# [Material shown]

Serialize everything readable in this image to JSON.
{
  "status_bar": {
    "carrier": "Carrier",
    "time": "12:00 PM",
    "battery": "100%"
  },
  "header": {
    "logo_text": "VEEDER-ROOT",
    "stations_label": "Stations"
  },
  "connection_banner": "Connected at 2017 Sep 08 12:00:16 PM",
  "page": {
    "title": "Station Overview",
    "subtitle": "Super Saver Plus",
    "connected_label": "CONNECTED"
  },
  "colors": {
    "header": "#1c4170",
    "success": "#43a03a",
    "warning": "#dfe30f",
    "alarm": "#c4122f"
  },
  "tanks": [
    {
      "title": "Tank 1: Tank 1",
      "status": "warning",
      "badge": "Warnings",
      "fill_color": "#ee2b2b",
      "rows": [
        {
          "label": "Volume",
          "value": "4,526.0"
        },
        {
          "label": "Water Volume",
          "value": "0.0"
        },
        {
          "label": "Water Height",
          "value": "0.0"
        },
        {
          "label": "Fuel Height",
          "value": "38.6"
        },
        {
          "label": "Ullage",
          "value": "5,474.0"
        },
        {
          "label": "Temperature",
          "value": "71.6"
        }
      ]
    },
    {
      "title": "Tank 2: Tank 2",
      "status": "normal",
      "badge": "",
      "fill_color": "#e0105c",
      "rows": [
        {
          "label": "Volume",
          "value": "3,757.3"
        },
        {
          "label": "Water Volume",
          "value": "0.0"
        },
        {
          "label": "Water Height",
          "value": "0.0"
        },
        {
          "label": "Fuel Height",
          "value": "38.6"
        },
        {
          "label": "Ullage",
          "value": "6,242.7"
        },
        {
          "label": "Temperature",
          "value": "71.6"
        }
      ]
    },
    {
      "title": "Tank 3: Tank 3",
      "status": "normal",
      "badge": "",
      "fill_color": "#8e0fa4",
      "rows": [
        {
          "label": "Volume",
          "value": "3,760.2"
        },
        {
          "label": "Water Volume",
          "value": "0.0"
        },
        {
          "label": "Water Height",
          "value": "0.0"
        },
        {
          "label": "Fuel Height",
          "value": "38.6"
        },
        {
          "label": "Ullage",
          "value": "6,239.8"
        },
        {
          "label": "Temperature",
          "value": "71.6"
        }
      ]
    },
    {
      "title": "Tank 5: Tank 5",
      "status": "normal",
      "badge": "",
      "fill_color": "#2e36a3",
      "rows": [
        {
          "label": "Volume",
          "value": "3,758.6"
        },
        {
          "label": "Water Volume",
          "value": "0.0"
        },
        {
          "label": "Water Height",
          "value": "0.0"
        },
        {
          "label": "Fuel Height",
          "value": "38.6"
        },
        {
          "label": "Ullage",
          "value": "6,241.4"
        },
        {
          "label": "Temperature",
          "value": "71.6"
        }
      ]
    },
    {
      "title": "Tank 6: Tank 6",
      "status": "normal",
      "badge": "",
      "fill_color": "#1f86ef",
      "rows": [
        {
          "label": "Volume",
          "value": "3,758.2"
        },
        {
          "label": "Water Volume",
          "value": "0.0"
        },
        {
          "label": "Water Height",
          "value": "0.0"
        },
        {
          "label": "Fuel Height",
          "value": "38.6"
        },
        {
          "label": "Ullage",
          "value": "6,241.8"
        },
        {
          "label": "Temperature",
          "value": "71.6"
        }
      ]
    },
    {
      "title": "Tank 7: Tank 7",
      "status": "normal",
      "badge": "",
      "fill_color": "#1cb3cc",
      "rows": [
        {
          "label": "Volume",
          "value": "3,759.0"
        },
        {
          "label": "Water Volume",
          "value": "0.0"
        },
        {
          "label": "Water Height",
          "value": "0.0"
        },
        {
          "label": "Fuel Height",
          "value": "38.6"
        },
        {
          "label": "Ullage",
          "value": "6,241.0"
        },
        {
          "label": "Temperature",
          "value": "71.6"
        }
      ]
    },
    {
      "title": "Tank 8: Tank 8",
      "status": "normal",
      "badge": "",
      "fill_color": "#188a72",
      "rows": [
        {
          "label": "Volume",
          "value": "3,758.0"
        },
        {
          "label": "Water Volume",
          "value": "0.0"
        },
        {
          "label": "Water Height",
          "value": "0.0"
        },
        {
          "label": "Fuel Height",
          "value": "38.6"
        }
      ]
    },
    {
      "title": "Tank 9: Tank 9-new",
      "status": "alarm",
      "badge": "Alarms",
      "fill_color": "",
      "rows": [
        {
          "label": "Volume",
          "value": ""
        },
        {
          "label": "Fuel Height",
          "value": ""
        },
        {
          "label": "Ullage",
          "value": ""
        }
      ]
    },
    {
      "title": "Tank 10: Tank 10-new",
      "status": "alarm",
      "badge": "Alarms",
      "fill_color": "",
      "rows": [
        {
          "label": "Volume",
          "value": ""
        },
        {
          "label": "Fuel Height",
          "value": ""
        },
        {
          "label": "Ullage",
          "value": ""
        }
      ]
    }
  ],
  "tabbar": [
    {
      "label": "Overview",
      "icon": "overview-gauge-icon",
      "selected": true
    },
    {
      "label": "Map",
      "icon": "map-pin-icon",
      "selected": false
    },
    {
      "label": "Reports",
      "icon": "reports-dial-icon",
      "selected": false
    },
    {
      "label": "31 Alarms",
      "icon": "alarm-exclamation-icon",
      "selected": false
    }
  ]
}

# [Requirements]
Find all the lines containing "icon" in the material, then copy them.

# [Task answer]
      "icon": "overview-gauge-icon",
      "icon": "map-pin-icon",
      "icon": "reports-dial-icon",
      "icon": "alarm-exclamation-icon",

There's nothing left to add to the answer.